TASK DETAILS.
In the records that come next, find every line with "development". Return those lines.
____ SUPPLIED INFORMATION
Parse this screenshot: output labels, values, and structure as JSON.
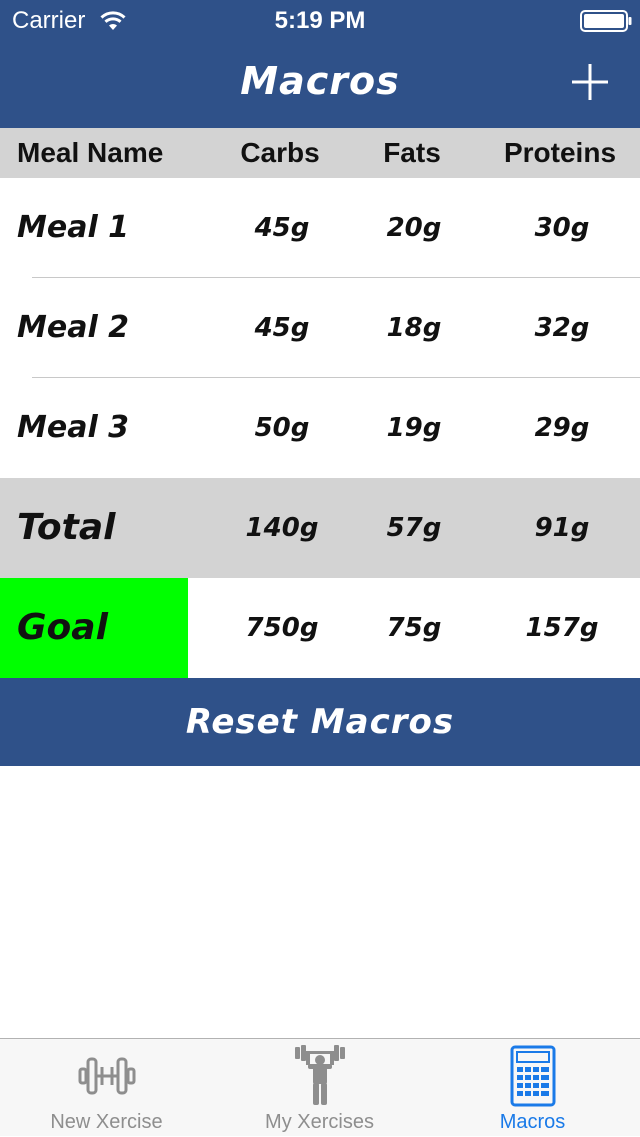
{
  "status_bar": {
    "carrier": "Carrier",
    "time": "5:19 PM"
  },
  "nav": {
    "title": "Macros",
    "add_icon": "plus-icon"
  },
  "table": {
    "headers": {
      "name": "Meal Name",
      "carbs": "Carbs",
      "fats": "Fats",
      "proteins": "Proteins"
    },
    "meals": [
      {
        "name": "Meal 1",
        "carbs": "45g",
        "fats": "20g",
        "proteins": "30g"
      },
      {
        "name": "Meal 2",
        "carbs": "45g",
        "fats": "18g",
        "proteins": "32g"
      },
      {
        "name": "Meal 3",
        "carbs": "50g",
        "fats": "19g",
        "proteins": "29g"
      }
    ],
    "total": {
      "name": "Total",
      "carbs": "140g",
      "fats": "57g",
      "proteins": "91g"
    },
    "goal": {
      "name": "Goal",
      "carbs": "750g",
      "fats": "75g",
      "proteins": "157g"
    }
  },
  "reset_label": "Reset Macros",
  "tabbar": {
    "tabs": [
      {
        "label": "New Xercise",
        "icon": "dumbbell-icon",
        "active": false
      },
      {
        "label": "My Xercises",
        "icon": "weightlifter-icon",
        "active": false
      },
      {
        "label": "Macros",
        "icon": "calculator-icon",
        "active": true
      }
    ]
  },
  "colors": {
    "nav_bg": "#2f5189",
    "header_bg": "#d3d3d3",
    "goal_highlight": "#00ff00",
    "active_tab": "#1a7ae8",
    "inactive_tab": "#8e8e8e"
  }
}
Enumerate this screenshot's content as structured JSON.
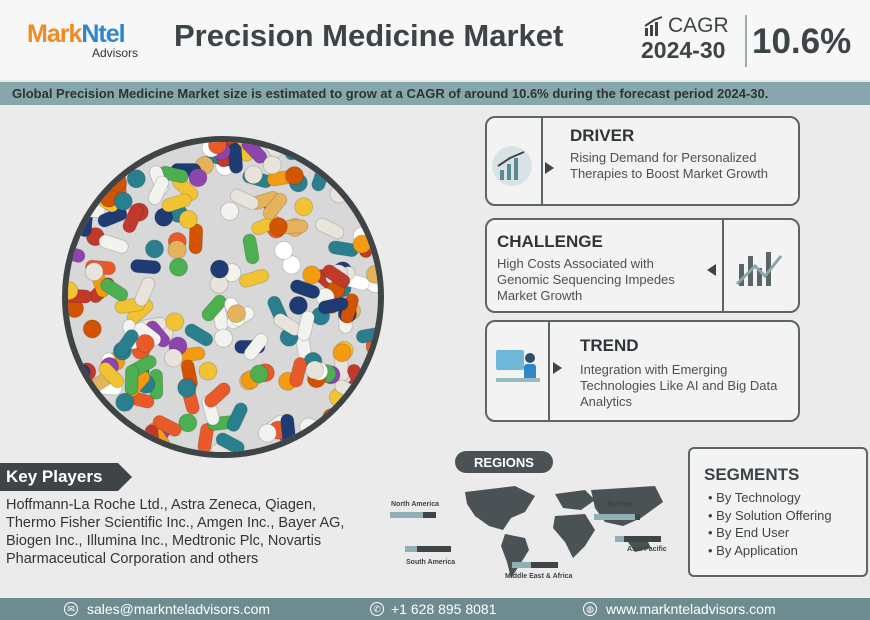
{
  "header": {
    "logo_main_1": "Mark",
    "logo_main_2": "Ntel",
    "logo_sub": "Advisors",
    "title": "Precision Medicine Market",
    "cagr_label": "CAGR",
    "cagr_period": "2024-30",
    "cagr_value": "10.6%"
  },
  "banner": "Global Precision Medicine Market size is estimated to grow at a CAGR of around 10.6% during the forecast period 2024-30.",
  "driver": {
    "title": "DRIVER",
    "text": "Rising Demand for Personalized Therapies to Boost Market Growth",
    "icon": "market-growth-icon"
  },
  "challenge": {
    "title": "CHALLENGE",
    "text": "High Costs Associated with Genomic Sequencing Impedes Market Growth",
    "icon": "chart-decline-icon"
  },
  "trend": {
    "title": "TREND",
    "text": "Integration with Emerging Technologies Like AI and Big Data Analytics",
    "icon": "data-analyst-icon"
  },
  "key_players": {
    "label": "Key Players",
    "text": "Hoffmann-La Roche Ltd., Astra Zeneca, Qiagen, Thermo Fisher Scientific Inc., Amgen Inc., Bayer AG, Biogen Inc., Illumina Inc., Medtronic Plc, Novartis Pharmaceutical Corporation and others"
  },
  "regions": {
    "label": "REGIONS",
    "items": [
      {
        "name": "North America",
        "share": 0.72
      },
      {
        "name": "Europe",
        "share": 0.9
      },
      {
        "name": "South America",
        "share": 0.25
      },
      {
        "name": "Middle East & Africa",
        "share": 0.42
      },
      {
        "name": "Asia-Pacific",
        "share": 0.2
      }
    ]
  },
  "segments": {
    "title": "SEGMENTS",
    "items": [
      "By Technology",
      "By Solution Offering",
      "By End User",
      "By Application"
    ]
  },
  "footer": {
    "email": "sales@marknteladvisors.com",
    "phone": "+1 628 895 8081",
    "website": "www.marknteladvisors.com"
  },
  "colors": {
    "dark": "#3f4547",
    "teal": "#86a7ab",
    "orange": "#f08a24",
    "blue": "#2f86c9",
    "footer": "#6e8c90"
  }
}
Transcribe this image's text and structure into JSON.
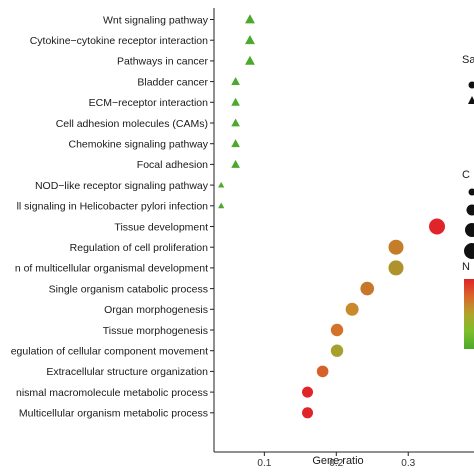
{
  "chart_data": {
    "type": "scatter",
    "title": "",
    "xlabel": "Gene ratio",
    "ylabel": "",
    "xlim": [
      0.03,
      0.365
    ],
    "xticks": [
      {
        "value": 0.1,
        "label": "0.1"
      },
      {
        "value": 0.2,
        "label": "0.2"
      },
      {
        "value": 0.3,
        "label": "0.3"
      }
    ],
    "grid": false,
    "legend": {
      "placement": "right",
      "shape_title": "Sa",
      "size_title": "C",
      "color_title": "N",
      "colors": [
        "#e0242a",
        "#d9672a",
        "#b0a42c",
        "#7cbe2c",
        "#4ca92c"
      ]
    },
    "points": [
      {
        "label": "Wnt signaling pathway",
        "x": 0.08,
        "shape": "triangle",
        "size": 2,
        "color": "#4ca92c"
      },
      {
        "label": "Cytokine−cytokine receptor interaction",
        "x": 0.08,
        "shape": "triangle",
        "size": 2,
        "color": "#4ca92c"
      },
      {
        "label": "Pathways in cancer",
        "x": 0.08,
        "shape": "triangle",
        "size": 2,
        "color": "#4ca92c"
      },
      {
        "label": "Bladder cancer",
        "x": 0.06,
        "shape": "triangle",
        "size": 1.6,
        "color": "#4ca92c"
      },
      {
        "label": "ECM−receptor interaction",
        "x": 0.06,
        "shape": "triangle",
        "size": 1.6,
        "color": "#4ca92c"
      },
      {
        "label": "Cell adhesion molecules (CAMs)",
        "x": 0.06,
        "shape": "triangle",
        "size": 1.6,
        "color": "#4ca92c"
      },
      {
        "label": "Chemokine signaling pathway",
        "x": 0.06,
        "shape": "triangle",
        "size": 1.6,
        "color": "#4ca92c"
      },
      {
        "label": "Focal adhesion",
        "x": 0.06,
        "shape": "triangle",
        "size": 1.6,
        "color": "#4ca92c"
      },
      {
        "label": "NOD−like receptor signaling pathway",
        "x": 0.04,
        "shape": "triangle",
        "size": 0.8,
        "color": "#4ca92c"
      },
      {
        "label": "ll signaling in Helicobacter pylori infection",
        "x": 0.04,
        "shape": "triangle",
        "size": 0.8,
        "color": "#4ca92c"
      },
      {
        "label": "Tissue development",
        "x": 0.34,
        "shape": "circle",
        "size": 8,
        "color": "#e0242a"
      },
      {
        "label": "Regulation of cell proliferation",
        "x": 0.283,
        "shape": "circle",
        "size": 7.5,
        "color": "#c47e2a"
      },
      {
        "label": "n of multicellular organismal development",
        "x": 0.283,
        "shape": "circle",
        "size": 7.5,
        "color": "#b0922c"
      },
      {
        "label": "Single organism catabolic process",
        "x": 0.243,
        "shape": "circle",
        "size": 6.8,
        "color": "#c7772a"
      },
      {
        "label": "Organ morphogenesis",
        "x": 0.222,
        "shape": "circle",
        "size": 6.5,
        "color": "#c98a2b"
      },
      {
        "label": "Tissue morphogenesis",
        "x": 0.201,
        "shape": "circle",
        "size": 6.2,
        "color": "#d4712a"
      },
      {
        "label": "egulation of cellular component movement",
        "x": 0.201,
        "shape": "circle",
        "size": 6.2,
        "color": "#a8a02c"
      },
      {
        "label": "Extracellular structure organization",
        "x": 0.181,
        "shape": "circle",
        "size": 5.8,
        "color": "#d6602a"
      },
      {
        "label": "nismal macromolecule metabolic process",
        "x": 0.16,
        "shape": "circle",
        "size": 5.5,
        "color": "#e0242a"
      },
      {
        "label": "Multicellular organism metabolic process",
        "x": 0.16,
        "shape": "circle",
        "size": 5.5,
        "color": "#e0242a"
      }
    ]
  }
}
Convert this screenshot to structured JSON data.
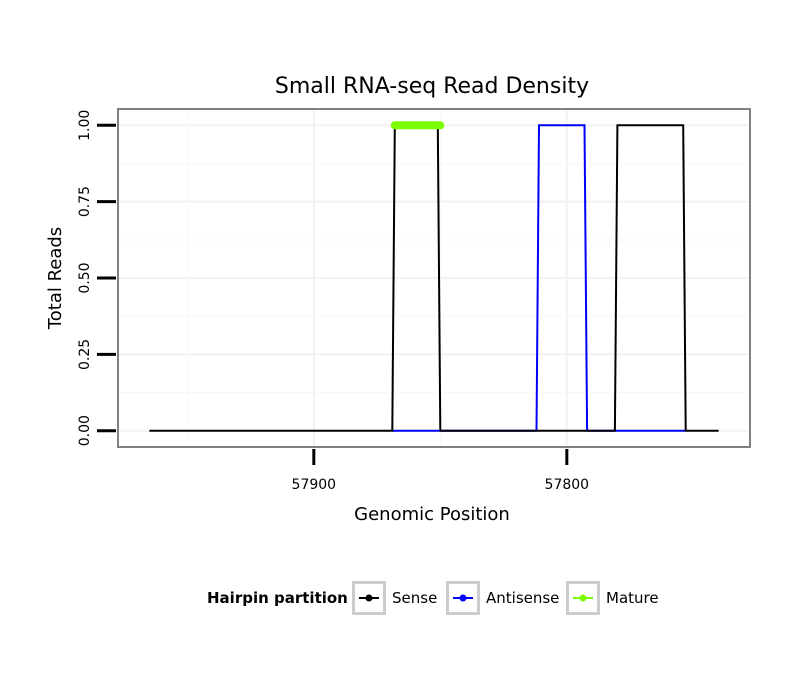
{
  "chart_data": {
    "type": "line",
    "title": "Small RNA-seq Read Density",
    "xlabel": "Genomic Position",
    "ylabel": "Total Reads",
    "x_reversed": true,
    "xlim": [
      57977,
      57728
    ],
    "ylim": [
      -0.05,
      1.05
    ],
    "x_ticks": [
      57900,
      57800
    ],
    "x_tick_labels": [
      "57900",
      "57800"
    ],
    "y_ticks": [
      0,
      0.25,
      0.5,
      0.75,
      1.0
    ],
    "y_tick_labels": [
      "0.00",
      "0.25",
      "0.50",
      "0.75",
      "1.00"
    ],
    "grid": true,
    "legend": {
      "title": "Hairpin partition",
      "position": "bottom",
      "entries": [
        "Sense",
        "Antisense",
        "Mature"
      ]
    },
    "series": [
      {
        "name": "Sense",
        "color": "#000000",
        "x": [
          57965,
          57869,
          57868,
          57851,
          57850,
          57781,
          57780,
          57754,
          57753,
          57740
        ],
        "y": [
          0,
          0,
          1,
          1,
          0,
          0,
          1,
          1,
          0,
          0
        ]
      },
      {
        "name": "Antisense",
        "color": "#0000ff",
        "x": [
          57869,
          57850,
          57812,
          57811,
          57793,
          57792,
          57753
        ],
        "y": [
          0,
          0,
          0,
          1,
          1,
          0,
          0
        ]
      },
      {
        "name": "Mature",
        "color": "#7cfc00",
        "x": [
          57868,
          57850
        ],
        "y": [
          1,
          1
        ]
      }
    ]
  }
}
________
EXERCISE SOLUTION.
        "label": "Tissue development",
        "label": "n of multicellular organismal development",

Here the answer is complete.